#### Provided records:
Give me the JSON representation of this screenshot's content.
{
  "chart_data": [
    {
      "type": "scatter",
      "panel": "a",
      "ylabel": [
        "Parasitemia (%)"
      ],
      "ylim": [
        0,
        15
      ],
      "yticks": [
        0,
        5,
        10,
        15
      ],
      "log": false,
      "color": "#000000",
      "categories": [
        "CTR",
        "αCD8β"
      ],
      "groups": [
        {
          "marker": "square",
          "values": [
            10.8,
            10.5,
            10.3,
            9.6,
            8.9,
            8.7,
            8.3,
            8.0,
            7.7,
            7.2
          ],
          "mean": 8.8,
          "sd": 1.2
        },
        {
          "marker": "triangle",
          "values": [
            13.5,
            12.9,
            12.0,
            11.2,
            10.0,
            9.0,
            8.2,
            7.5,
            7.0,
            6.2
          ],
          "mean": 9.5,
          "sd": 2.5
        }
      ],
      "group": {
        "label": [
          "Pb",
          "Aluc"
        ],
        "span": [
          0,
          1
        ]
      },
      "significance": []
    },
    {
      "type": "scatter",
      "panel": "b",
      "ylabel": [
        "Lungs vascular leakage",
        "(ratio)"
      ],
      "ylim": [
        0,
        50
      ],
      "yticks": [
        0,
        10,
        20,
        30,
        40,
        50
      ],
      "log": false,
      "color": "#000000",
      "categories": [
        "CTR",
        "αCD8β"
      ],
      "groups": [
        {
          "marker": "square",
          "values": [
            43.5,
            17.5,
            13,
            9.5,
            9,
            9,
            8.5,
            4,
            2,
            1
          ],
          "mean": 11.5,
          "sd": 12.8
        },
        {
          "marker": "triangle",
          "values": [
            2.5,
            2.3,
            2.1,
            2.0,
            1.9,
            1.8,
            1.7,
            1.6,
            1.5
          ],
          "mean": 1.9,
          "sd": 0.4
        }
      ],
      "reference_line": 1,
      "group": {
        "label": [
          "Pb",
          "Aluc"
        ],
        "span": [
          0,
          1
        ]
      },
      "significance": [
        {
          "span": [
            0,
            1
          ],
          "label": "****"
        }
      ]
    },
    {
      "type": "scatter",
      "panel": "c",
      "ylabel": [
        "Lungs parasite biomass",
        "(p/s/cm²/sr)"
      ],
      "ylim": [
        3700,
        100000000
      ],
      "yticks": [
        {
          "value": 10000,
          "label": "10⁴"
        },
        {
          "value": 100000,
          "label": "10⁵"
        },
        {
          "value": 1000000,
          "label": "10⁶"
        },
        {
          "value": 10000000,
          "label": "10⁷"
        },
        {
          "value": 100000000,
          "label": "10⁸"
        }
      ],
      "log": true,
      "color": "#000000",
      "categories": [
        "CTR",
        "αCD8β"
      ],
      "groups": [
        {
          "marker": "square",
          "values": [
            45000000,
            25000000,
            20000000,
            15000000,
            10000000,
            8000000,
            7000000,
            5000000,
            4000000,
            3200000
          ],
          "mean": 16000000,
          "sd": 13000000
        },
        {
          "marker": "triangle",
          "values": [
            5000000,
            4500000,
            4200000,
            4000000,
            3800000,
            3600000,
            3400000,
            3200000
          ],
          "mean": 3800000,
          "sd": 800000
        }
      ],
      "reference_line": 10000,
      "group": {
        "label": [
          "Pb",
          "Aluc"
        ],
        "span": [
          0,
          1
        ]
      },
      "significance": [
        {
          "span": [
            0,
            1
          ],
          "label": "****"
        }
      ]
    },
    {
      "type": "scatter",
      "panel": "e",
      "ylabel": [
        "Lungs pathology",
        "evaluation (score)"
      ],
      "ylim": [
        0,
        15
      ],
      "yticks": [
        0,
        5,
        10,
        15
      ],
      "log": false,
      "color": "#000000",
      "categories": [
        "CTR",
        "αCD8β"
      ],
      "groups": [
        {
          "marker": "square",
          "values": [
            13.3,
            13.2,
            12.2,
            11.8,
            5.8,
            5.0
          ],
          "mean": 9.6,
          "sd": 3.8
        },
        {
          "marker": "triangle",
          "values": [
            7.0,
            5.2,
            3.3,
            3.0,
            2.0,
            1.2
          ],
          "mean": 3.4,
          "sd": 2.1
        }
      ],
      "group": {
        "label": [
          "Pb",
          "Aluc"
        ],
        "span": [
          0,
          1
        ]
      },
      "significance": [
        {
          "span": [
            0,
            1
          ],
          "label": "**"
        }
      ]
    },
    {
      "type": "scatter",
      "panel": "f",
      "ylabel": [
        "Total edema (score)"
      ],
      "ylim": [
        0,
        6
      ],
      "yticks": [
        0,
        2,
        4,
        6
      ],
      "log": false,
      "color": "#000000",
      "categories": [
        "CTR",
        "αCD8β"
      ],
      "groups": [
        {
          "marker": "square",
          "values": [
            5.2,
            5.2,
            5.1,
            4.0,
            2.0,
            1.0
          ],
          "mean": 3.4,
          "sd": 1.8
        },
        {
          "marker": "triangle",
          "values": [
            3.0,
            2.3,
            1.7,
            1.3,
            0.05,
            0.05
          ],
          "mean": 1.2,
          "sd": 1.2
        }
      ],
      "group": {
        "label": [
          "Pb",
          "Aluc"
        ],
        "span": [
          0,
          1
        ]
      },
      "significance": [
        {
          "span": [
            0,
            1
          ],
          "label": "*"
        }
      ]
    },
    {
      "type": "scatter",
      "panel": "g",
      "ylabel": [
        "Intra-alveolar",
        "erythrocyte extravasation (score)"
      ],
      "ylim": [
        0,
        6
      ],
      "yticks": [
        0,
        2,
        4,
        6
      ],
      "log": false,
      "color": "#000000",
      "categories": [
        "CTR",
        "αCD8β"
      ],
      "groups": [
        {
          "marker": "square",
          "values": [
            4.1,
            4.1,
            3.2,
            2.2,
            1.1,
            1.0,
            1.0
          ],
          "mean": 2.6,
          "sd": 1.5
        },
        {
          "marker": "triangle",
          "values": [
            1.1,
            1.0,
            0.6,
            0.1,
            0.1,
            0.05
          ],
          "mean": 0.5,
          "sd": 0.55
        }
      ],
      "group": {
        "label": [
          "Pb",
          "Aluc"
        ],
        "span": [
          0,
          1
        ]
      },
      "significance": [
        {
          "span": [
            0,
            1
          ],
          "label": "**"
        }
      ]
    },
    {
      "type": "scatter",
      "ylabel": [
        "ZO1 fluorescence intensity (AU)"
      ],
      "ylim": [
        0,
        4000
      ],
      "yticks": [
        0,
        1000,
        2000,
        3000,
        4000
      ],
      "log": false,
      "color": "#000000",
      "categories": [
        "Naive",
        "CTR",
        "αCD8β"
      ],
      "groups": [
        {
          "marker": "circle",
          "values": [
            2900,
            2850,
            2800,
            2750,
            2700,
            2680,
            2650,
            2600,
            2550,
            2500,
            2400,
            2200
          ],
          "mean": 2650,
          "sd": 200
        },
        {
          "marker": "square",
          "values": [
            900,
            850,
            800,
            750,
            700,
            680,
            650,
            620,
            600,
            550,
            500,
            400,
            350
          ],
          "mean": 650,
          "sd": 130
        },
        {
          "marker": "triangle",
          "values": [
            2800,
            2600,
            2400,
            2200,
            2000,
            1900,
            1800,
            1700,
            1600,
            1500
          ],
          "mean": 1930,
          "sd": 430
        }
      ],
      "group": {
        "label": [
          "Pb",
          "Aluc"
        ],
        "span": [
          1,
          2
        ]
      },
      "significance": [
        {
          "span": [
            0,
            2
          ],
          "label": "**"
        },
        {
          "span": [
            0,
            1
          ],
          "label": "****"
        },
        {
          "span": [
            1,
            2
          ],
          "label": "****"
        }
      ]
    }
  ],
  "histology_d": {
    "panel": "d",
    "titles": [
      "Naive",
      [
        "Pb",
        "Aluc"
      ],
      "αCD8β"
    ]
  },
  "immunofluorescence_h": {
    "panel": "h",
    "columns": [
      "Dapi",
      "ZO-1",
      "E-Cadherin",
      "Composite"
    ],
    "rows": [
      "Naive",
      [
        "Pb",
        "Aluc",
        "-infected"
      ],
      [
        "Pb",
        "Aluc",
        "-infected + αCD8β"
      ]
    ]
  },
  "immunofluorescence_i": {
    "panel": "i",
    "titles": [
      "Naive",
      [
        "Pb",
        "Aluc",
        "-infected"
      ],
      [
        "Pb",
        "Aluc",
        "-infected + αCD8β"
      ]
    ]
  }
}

#### Short problem:
Look through the data above. Copy every line with the string "panel" in it.

#### Answer for this exercise:
      "panel": "a",
      "panel": "b",
      "panel": "c",
      "panel": "e",
      "panel": "f",
      "panel": "g",
    "panel": "d",
    "panel": "h",
    "panel": "i",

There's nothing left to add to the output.